Task to carry out » Count how many lines of the data include "name". The answer is that number and nothing else.
※
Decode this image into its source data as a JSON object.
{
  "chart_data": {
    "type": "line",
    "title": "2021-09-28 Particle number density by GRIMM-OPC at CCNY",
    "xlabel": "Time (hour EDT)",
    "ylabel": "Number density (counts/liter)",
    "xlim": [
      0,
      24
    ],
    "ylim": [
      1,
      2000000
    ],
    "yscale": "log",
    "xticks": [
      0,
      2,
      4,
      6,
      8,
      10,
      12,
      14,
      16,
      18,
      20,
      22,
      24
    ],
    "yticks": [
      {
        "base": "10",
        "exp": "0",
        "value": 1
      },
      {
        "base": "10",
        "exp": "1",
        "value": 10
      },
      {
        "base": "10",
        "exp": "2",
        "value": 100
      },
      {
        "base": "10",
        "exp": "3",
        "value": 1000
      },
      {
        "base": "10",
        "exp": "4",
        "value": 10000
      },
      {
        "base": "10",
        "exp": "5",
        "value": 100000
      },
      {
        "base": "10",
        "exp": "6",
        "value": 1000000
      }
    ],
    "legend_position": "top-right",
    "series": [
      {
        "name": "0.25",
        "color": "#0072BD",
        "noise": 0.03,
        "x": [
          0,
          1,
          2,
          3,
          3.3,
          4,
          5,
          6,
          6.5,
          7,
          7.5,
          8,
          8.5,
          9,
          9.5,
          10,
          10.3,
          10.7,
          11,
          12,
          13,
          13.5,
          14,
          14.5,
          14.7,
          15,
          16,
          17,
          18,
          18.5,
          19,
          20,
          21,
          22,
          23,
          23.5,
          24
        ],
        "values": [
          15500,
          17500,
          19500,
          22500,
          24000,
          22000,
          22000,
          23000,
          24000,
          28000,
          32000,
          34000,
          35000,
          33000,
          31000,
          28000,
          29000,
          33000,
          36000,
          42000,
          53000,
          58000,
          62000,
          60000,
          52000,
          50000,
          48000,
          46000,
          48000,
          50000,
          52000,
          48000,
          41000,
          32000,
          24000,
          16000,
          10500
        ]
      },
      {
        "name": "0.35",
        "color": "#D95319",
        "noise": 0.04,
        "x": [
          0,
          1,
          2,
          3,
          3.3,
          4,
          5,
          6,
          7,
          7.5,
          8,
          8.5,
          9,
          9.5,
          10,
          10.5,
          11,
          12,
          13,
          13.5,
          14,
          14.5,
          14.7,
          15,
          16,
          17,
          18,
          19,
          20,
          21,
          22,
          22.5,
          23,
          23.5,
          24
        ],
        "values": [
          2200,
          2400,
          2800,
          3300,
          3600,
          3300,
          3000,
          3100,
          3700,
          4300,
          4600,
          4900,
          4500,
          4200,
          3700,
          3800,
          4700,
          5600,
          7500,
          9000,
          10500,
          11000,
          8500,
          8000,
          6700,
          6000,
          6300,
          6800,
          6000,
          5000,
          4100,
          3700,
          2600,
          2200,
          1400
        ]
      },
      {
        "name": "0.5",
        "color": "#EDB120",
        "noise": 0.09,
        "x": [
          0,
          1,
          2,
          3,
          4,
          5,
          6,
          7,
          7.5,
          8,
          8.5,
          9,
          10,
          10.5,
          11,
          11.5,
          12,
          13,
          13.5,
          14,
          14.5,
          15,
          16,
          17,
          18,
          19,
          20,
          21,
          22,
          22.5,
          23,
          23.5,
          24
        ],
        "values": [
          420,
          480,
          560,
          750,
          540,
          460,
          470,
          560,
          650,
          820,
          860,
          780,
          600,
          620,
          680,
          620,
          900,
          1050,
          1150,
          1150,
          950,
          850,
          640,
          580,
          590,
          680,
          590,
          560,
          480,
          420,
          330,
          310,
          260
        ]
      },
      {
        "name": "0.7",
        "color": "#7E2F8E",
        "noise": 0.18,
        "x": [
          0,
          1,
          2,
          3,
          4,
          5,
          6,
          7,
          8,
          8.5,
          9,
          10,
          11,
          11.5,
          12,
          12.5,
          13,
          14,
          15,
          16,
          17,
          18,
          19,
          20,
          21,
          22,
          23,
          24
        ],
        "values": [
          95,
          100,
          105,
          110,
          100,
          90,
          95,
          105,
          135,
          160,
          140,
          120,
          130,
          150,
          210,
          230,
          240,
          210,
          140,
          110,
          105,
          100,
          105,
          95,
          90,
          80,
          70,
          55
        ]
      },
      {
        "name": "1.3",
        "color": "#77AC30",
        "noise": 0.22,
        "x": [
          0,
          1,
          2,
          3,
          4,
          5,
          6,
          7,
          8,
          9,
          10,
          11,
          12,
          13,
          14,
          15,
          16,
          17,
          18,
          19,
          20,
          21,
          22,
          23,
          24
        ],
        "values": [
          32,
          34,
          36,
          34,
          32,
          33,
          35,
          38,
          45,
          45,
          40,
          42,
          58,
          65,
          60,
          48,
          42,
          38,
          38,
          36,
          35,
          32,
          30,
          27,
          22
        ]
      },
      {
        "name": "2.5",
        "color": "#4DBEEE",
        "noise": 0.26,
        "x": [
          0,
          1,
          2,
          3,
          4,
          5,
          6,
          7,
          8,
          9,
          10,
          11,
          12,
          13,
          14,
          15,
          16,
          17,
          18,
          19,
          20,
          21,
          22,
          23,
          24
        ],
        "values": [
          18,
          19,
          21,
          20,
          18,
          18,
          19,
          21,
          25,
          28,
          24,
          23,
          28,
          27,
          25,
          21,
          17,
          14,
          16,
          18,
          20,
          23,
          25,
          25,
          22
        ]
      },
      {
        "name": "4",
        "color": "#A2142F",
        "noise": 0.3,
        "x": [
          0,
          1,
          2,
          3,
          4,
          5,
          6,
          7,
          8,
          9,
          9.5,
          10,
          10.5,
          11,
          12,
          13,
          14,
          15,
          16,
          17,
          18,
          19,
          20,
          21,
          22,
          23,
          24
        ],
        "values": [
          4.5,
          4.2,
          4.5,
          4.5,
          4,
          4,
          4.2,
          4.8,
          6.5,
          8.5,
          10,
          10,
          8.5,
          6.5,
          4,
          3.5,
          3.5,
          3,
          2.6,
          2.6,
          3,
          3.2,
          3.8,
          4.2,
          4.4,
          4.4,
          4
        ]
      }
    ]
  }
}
※
Complete answer » 7